▶ The request
Below is a set of records; restate each one word for word.

-------------------------

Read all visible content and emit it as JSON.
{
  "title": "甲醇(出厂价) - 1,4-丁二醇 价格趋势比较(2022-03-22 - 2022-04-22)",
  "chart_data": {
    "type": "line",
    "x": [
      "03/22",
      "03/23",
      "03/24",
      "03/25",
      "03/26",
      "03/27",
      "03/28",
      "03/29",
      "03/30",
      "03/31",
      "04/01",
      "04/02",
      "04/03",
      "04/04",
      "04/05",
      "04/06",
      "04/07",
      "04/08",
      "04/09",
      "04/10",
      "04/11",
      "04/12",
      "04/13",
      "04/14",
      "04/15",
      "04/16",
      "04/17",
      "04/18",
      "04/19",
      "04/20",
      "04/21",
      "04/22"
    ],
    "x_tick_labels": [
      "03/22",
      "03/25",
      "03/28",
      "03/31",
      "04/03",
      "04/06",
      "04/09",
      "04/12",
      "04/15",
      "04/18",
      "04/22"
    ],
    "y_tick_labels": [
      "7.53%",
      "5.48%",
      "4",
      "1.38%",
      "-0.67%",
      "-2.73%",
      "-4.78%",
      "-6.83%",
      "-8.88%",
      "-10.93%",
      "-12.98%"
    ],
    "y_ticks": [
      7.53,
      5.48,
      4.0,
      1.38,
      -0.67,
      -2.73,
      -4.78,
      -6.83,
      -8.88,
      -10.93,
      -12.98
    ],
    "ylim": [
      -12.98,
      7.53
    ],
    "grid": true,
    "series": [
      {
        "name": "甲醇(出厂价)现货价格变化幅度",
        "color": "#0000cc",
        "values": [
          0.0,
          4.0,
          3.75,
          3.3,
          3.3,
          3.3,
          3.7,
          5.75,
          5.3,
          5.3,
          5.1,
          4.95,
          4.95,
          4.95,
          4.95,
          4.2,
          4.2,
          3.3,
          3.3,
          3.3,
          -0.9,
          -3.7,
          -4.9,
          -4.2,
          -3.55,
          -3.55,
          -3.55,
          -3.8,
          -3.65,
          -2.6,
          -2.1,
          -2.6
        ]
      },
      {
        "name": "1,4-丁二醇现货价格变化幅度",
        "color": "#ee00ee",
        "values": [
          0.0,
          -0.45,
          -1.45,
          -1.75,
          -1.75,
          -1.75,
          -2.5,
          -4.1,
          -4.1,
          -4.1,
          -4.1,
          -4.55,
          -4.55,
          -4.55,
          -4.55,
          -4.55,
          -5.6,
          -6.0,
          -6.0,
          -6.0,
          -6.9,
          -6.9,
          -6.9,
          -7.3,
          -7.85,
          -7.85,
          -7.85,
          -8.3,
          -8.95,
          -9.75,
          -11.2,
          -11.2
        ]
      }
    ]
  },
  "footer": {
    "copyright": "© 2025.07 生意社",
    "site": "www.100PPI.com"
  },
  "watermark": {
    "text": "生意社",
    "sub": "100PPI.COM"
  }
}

-------------------------

▶ Answer to the exercise
Read all visible content and emit it as JSON.
{
  "title": "甲醇(出厂价) - 1,4-丁二醇 价格趋势比较(2022-03-22 - 2022-04-22)",
  "chart_data": {
    "type": "line",
    "x": [
      "03/22",
      "03/23",
      "03/24",
      "03/25",
      "03/26",
      "03/27",
      "03/28",
      "03/29",
      "03/30",
      "03/31",
      "04/01",
      "04/02",
      "04/03",
      "04/04",
      "04/05",
      "04/06",
      "04/07",
      "04/08",
      "04/09",
      "04/10",
      "04/11",
      "04/12",
      "04/13",
      "04/14",
      "04/15",
      "04/16",
      "04/17",
      "04/18",
      "04/19",
      "04/20",
      "04/21",
      "04/22"
    ],
    "x_tick_labels": [
      "03/22",
      "03/25",
      "03/28",
      "03/31",
      "04/03",
      "04/06",
      "04/09",
      "04/12",
      "04/15",
      "04/18",
      "04/22"
    ],
    "y_tick_labels": [
      "7.53%",
      "5.48%",
      "4",
      "1.38%",
      "-0.67%",
      "-2.73%",
      "-4.78%",
      "-6.83%",
      "-8.88%",
      "-10.93%",
      "-12.98%"
    ],
    "y_ticks": [
      7.53,
      5.48,
      4.0,
      1.38,
      -0.67,
      -2.73,
      -4.78,
      -6.83,
      -8.88,
      -10.93,
      -12.98
    ],
    "ylim": [
      -12.98,
      7.53
    ],
    "grid": true,
    "series": [
      {
        "name": "甲醇(出厂价)现货价格变化幅度",
        "color": "#0000cc",
        "values": [
          0.0,
          4.0,
          3.75,
          3.3,
          3.3,
          3.3,
          3.7,
          5.75,
          5.3,
          5.3,
          5.1,
          4.95,
          4.95,
          4.95,
          4.95,
          4.2,
          4.2,
          3.3,
          3.3,
          3.3,
          -0.9,
          -3.7,
          -4.9,
          -4.2,
          -3.55,
          -3.55,
          -3.55,
          -3.8,
          -3.65,
          -2.6,
          -2.1,
          -2.6
        ]
      },
      {
        "name": "1,4-丁二醇现货价格变化幅度",
        "color": "#ee00ee",
        "values": [
          0.0,
          -0.45,
          -1.45,
          -1.75,
          -1.75,
          -1.75,
          -2.5,
          -4.1,
          -4.1,
          -4.1,
          -4.1,
          -4.55,
          -4.55,
          -4.55,
          -4.55,
          -4.55,
          -5.6,
          -6.0,
          -6.0,
          -6.0,
          -6.9,
          -6.9,
          -6.9,
          -7.3,
          -7.85,
          -7.85,
          -7.85,
          -8.3,
          -8.95,
          -9.75,
          -11.2,
          -11.2
        ]
      }
    ]
  },
  "footer": {
    "copyright": "© 2025.07 生意社",
    "site": "www.100PPI.com"
  },
  "watermark": {
    "text": "生意社",
    "sub": "100PPI.COM"
  }
}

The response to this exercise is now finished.